### Task objective
Report every line in the listing below where the string "June" shows up.

-- START Available data --

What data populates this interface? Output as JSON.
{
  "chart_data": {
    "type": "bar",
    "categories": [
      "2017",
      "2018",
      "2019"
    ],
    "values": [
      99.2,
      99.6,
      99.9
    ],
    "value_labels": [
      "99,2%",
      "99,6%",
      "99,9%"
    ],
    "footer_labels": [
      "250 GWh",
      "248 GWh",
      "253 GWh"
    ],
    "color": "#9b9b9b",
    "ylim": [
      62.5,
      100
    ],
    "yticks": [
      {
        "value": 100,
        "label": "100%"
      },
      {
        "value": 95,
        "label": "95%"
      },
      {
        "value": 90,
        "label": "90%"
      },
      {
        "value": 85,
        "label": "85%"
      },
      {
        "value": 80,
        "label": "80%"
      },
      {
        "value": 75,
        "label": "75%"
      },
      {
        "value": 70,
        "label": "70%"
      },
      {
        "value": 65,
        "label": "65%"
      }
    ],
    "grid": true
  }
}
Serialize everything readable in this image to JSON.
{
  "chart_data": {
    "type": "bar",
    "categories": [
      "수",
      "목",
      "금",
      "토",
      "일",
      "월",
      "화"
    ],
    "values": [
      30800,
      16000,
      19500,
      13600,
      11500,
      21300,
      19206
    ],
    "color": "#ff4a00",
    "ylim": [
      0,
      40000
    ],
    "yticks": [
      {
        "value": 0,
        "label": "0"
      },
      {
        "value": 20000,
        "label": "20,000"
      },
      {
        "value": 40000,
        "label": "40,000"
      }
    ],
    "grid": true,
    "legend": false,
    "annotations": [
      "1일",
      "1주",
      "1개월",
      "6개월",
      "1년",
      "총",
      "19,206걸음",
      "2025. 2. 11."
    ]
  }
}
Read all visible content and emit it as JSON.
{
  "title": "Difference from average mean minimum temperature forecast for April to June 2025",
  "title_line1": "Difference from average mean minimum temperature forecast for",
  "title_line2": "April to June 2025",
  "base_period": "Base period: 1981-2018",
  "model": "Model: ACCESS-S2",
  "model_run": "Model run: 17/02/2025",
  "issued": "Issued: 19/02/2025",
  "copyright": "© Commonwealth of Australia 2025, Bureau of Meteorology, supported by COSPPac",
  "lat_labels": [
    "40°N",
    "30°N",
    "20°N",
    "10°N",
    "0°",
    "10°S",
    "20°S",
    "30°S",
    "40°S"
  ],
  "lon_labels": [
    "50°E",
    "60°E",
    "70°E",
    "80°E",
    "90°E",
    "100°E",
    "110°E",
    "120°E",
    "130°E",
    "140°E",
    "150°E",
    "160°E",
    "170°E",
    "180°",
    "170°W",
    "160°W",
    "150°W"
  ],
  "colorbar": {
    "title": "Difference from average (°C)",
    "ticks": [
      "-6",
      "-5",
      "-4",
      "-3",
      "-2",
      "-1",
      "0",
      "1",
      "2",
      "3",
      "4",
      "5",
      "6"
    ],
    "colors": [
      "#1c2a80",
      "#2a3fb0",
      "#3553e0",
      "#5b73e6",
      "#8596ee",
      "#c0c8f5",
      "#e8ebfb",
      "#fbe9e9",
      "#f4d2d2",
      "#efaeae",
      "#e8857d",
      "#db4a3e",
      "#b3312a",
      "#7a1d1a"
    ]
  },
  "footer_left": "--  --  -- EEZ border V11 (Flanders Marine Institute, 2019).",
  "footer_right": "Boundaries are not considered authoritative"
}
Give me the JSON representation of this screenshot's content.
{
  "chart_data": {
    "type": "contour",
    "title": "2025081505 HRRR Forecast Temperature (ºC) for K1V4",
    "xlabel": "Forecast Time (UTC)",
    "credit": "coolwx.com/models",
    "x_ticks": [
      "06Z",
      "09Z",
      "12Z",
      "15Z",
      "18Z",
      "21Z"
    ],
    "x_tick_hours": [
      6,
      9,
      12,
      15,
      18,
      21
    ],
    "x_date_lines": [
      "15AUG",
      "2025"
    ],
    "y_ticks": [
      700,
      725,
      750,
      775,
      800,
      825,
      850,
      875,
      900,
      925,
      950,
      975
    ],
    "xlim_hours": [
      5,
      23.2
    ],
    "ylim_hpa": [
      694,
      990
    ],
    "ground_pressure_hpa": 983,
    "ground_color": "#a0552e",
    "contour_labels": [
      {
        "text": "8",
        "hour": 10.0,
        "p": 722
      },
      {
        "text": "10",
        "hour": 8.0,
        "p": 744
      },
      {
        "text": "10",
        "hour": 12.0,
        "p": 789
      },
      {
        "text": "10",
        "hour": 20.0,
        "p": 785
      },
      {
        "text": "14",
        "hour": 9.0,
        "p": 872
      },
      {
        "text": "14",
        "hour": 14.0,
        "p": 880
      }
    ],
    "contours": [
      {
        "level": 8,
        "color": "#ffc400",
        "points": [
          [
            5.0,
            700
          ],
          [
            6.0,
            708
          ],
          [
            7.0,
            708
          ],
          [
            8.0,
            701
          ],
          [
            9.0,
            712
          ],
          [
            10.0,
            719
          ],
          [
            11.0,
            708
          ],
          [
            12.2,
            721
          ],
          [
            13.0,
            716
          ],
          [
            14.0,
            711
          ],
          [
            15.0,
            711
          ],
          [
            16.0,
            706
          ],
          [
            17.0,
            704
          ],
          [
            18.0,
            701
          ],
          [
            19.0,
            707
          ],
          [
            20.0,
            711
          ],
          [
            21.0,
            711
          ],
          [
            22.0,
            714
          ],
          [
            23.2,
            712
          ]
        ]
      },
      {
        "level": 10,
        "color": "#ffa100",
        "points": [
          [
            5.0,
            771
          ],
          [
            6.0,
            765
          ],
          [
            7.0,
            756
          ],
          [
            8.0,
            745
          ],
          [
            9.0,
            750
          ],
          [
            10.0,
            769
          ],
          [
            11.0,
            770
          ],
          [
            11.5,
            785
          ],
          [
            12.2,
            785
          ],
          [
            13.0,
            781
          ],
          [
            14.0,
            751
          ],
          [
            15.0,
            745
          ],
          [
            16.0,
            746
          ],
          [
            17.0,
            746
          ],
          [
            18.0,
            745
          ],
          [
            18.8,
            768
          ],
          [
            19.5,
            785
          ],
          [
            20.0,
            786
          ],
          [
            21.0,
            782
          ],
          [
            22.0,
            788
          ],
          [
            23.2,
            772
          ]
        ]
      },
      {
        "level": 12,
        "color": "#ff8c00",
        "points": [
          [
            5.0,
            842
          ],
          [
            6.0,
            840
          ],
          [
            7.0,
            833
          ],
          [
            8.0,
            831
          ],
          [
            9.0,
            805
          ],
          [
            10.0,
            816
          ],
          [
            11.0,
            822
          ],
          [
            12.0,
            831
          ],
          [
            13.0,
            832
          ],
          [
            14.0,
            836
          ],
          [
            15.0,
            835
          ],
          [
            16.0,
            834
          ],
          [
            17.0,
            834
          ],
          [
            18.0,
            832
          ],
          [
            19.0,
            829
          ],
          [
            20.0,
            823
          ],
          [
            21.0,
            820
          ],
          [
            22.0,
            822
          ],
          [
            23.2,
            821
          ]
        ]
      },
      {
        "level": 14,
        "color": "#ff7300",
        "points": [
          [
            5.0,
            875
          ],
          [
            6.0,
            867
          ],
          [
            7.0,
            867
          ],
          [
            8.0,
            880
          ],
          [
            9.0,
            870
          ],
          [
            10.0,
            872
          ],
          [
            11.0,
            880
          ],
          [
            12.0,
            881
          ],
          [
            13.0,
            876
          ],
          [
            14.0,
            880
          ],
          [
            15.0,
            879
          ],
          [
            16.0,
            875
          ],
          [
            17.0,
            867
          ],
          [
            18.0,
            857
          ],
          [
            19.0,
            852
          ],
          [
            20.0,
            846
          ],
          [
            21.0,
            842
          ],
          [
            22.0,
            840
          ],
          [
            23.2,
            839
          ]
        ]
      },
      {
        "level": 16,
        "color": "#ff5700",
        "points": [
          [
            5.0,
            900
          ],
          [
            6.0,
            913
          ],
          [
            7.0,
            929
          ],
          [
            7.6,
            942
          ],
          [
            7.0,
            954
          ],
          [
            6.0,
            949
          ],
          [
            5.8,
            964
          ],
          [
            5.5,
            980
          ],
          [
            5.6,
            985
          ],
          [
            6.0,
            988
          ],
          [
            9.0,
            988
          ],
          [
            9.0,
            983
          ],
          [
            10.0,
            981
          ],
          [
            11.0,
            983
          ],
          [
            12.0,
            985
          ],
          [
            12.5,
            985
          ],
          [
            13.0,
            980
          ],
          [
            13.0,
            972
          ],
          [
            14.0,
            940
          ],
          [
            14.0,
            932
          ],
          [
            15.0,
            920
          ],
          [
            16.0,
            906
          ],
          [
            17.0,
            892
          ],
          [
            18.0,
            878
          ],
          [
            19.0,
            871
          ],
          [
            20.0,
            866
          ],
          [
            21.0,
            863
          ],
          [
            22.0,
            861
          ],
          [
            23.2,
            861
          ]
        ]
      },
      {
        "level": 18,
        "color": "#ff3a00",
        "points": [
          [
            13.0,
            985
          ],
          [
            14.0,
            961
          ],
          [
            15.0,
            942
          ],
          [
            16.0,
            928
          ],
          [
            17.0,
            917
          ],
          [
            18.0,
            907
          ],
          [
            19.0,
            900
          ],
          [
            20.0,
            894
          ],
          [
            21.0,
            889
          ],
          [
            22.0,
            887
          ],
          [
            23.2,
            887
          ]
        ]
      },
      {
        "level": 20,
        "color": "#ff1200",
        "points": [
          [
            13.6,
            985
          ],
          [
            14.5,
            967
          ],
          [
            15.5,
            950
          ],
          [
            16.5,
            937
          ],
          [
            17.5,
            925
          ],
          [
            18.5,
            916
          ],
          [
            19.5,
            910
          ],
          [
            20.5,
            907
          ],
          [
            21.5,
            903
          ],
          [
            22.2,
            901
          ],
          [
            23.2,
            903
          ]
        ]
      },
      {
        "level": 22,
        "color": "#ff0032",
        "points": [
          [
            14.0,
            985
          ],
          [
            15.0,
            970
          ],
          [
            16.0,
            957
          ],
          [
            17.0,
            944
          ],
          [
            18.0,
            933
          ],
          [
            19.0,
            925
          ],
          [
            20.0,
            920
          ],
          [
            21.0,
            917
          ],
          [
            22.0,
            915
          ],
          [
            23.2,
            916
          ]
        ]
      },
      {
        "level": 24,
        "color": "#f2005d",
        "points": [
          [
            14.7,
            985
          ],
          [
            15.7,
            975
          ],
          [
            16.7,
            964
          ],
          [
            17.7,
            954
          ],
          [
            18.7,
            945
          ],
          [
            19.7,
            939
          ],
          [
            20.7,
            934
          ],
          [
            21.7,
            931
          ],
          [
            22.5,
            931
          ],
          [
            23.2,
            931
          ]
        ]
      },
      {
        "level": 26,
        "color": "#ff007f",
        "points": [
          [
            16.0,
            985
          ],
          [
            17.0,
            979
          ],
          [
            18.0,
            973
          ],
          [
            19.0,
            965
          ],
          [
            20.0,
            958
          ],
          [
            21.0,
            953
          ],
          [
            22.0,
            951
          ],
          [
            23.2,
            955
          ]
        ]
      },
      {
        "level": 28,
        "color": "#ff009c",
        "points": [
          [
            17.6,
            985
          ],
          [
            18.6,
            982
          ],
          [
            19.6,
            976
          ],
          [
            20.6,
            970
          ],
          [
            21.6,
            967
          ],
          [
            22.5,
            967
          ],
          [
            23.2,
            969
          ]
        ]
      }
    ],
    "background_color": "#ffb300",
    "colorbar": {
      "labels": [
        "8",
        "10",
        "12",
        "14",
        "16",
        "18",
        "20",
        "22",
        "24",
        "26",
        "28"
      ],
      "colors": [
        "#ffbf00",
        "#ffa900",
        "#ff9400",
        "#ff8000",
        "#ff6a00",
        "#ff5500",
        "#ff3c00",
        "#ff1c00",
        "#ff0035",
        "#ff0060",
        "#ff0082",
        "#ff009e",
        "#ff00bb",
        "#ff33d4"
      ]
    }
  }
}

-- END Available data --

### Finished exercise
  "title": "Difference from average mean minimum temperature forecast for April to June 2025",
  "title_line2": "April to June 2025",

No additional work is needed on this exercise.